■ Problem requirements
Below are some records; give them all again exactly, but not the pictures.

[Source data]
* * * * *

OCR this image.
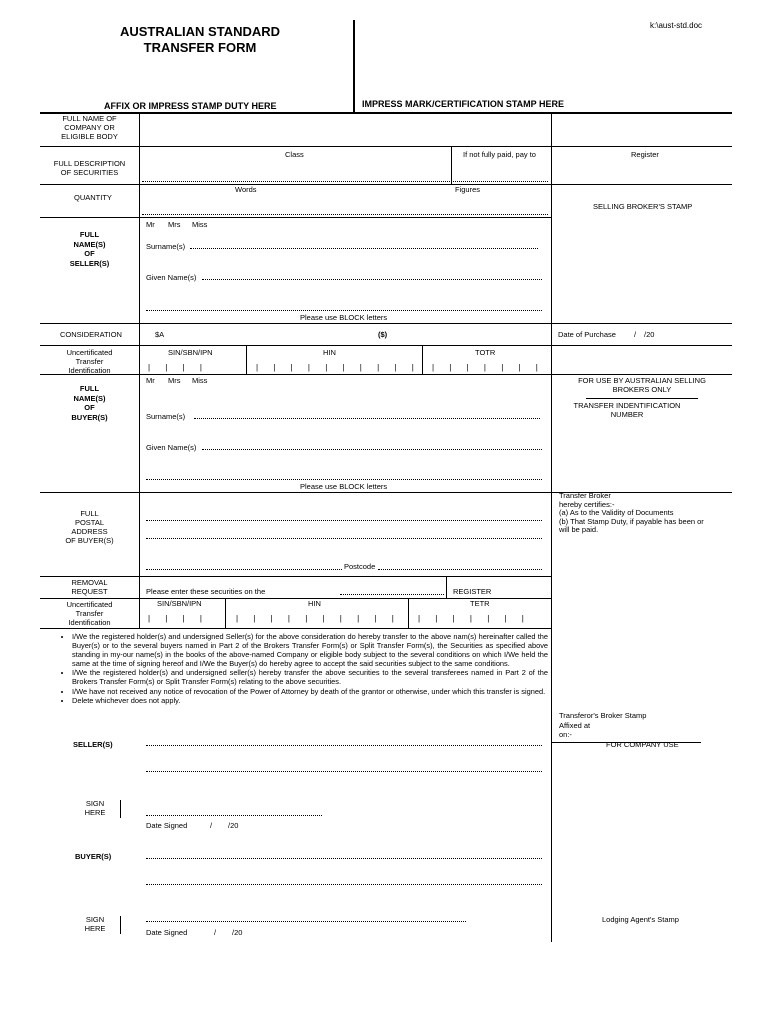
k:\aust-std.doc
AUSTRALIAN STANDARD
TRANSFER FORM
AFFIX OR IMPRESS STAMP DUTY HERE	IMPRESS MARK/CERTIFICATION STAMP HERE
FULL NAME OF
COMPANY OR
ELIGIBLE BODY
FULL DESCRIPTION
OF SECURITIES
Class	If not fully paid, pay to	Register
QUANTITY
Words	Figures
SELLING BROKER'S STAMP
FULL
NAME(S)
OF
SELLER(S)
Mr Mrs Miss
Surname(s)
Given Name(s)
Please use BLOCK letters
CONSIDERATION	$A	($)	Date of Purchase / /20
Uncertificated
Transfer
Identification
SIN/SBN/IPN	HIN	TOTR
| | | |	| | | | | | | | | | | | | | | | |
FULL
NAME(S)
OF
BUYER(S)
Mr Mrs Miss
Surname(s)
Given Name(s)
Please use BLOCK letters
FOR USE BY AUSTRALIAN SELLING
BROKERS ONLY
TRANSFER INDENTIFICATION
NUMBER
FULL
POSTAL
ADDRESS
OF BUYER(S)
Postcode
Transfer Broker
hereby certifies:-
(a) As to the Validity of Documents
(b) That Stamp Duty, if payable has been or
will be paid.
REMOVAL
REQUEST	Please enter these securities on the	REGISTER
Uncertificated
Transfer
Identification
SIN/SBN/IPN	HIN	TETR
| | | |	| | | | | | | | | | | | | | | | |
• I/We the registered holder(s) and undersigned Seller(s) for the above consideration do hereby transfer to the above nam(s) hereinafter called the Buyer(s) or to the several buyers named in Part 2 of the Brokers Transfer Form(s) or Split Transfer Form(s), the Securities as specified above standing in my-our name(s) in the books of the above-named Company or eligible body subject to the several conditions on which I/We held the same at the time of signing hereof and I/We the Buyer(s) do hereby agree to accept the said securities subject to the same conditions.
• I/We the registered holder(s) and undersigned seller(s) hereby transfer the above securities to the several transferees named in Part 2 of the Brokers Transfer Form(s) or Split Transfer Form(s) relating to the above securities.
• I/We have not received any notice of revocation of the Power of Attorney by death of the grantor or otherwise, under which this transfer is signed.
• Delete whichever does not apply.
Transferor's Broker Stamp
Affixed at
on:-
FOR COMPANY USE
SELLER(S)
SIGN
HERE
Date Signed	/ /20
BUYER(S)
SIGN
HERE	Date Signed	/ /20
Lodging Agent's Stamp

* * * * *

■ Full response
OCR this image.
k:\aust-std.doc
AUSTRALIAN STANDARD
TRANSFER FORM
AFFIX OR IMPRESS STAMP DUTY HERE	IMPRESS MARK/CERTIFICATION STAMP HERE
FULL NAME OF
COMPANY OR
ELIGIBLE BODY
FULL DESCRIPTION
OF SECURITIES
Class	If not fully paid, pay to	Register
QUANTITY
Words	Figures
SELLING BROKER'S STAMP
FULL
NAME(S)
OF
SELLER(S)
Mr Mrs Miss
Surname(s)
Given Name(s)
Please use BLOCK letters
CONSIDERATION	$A	($)	Date of Purchase / /20
Uncertificated
Transfer
Identification
SIN/SBN/IPN	HIN	TOTR
| | | |	| | | | | | | | | | | | | | | | |
FULL
NAME(S)
OF
BUYER(S)
Mr Mrs Miss
Surname(s)
Given Name(s)
Please use BLOCK letters
FOR USE BY AUSTRALIAN SELLING
BROKERS ONLY
TRANSFER INDENTIFICATION
NUMBER
FULL
POSTAL
ADDRESS
OF BUYER(S)
Postcode
Transfer Broker
hereby certifies:-
(a) As to the Validity of Documents
(b) That Stamp Duty, if payable has been or
will be paid.
REMOVAL
REQUEST	Please enter these securities on the	REGISTER
Uncertificated
Transfer
Identification
SIN/SBN/IPN	HIN	TETR
| | | |	| | | | | | | | | | | | | | | | |
• I/We the registered holder(s) and undersigned Seller(s) for the above consideration do hereby transfer to the above nam(s) hereinafter called the Buyer(s) or to the several buyers named in Part 2 of the Brokers Transfer Form(s) or Split Transfer Form(s), the Securities as specified above standing in my-our name(s) in the books of the above-named Company or eligible body subject to the several conditions on which I/We held the same at the time of signing hereof and I/We the Buyer(s) do hereby agree to accept the said securities subject to the same conditions.
• I/We the registered holder(s) and undersigned seller(s) hereby transfer the above securities to the several transferees named in Part 2 of the Brokers Transfer Form(s) or Split Transfer Form(s) relating to the above securities.
• I/We have not received any notice of revocation of the Power of Attorney by death of the grantor or otherwise, under which this transfer is signed.
• Delete whichever does not apply.
Transferor's Broker Stamp
Affixed at
on:-
FOR COMPANY USE
SELLER(S)
SIGN
HERE
Date Signed	/ /20
BUYER(S)
SIGN
HERE	Date Signed	/ /20
Lodging Agent's Stamp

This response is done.